- **Exercise description**:
For the records below, say how many lines contain the string "ylabel". Give the number only.

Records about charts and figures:
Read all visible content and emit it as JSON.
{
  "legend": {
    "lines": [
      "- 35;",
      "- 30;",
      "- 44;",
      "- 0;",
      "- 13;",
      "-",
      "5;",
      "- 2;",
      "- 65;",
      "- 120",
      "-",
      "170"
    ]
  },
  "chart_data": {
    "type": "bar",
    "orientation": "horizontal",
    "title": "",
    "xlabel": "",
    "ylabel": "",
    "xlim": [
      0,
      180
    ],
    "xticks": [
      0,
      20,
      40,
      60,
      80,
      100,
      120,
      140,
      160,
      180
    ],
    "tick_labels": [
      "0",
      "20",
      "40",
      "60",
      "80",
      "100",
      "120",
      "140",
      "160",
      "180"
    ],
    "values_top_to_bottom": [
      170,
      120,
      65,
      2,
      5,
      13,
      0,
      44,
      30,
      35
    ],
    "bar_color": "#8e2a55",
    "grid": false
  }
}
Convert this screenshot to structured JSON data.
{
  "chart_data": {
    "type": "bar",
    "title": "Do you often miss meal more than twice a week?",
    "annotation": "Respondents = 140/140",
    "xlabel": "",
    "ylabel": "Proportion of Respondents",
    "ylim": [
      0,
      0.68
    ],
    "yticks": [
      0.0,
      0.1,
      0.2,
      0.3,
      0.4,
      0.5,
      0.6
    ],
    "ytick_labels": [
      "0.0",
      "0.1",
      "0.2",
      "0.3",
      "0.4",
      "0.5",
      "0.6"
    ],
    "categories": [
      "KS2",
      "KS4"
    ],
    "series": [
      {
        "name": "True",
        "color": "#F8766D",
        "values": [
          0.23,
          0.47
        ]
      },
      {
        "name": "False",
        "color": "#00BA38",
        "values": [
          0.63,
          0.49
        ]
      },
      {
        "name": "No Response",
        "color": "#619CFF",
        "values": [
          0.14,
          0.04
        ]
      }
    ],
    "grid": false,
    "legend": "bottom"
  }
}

- **Result of the task**:
2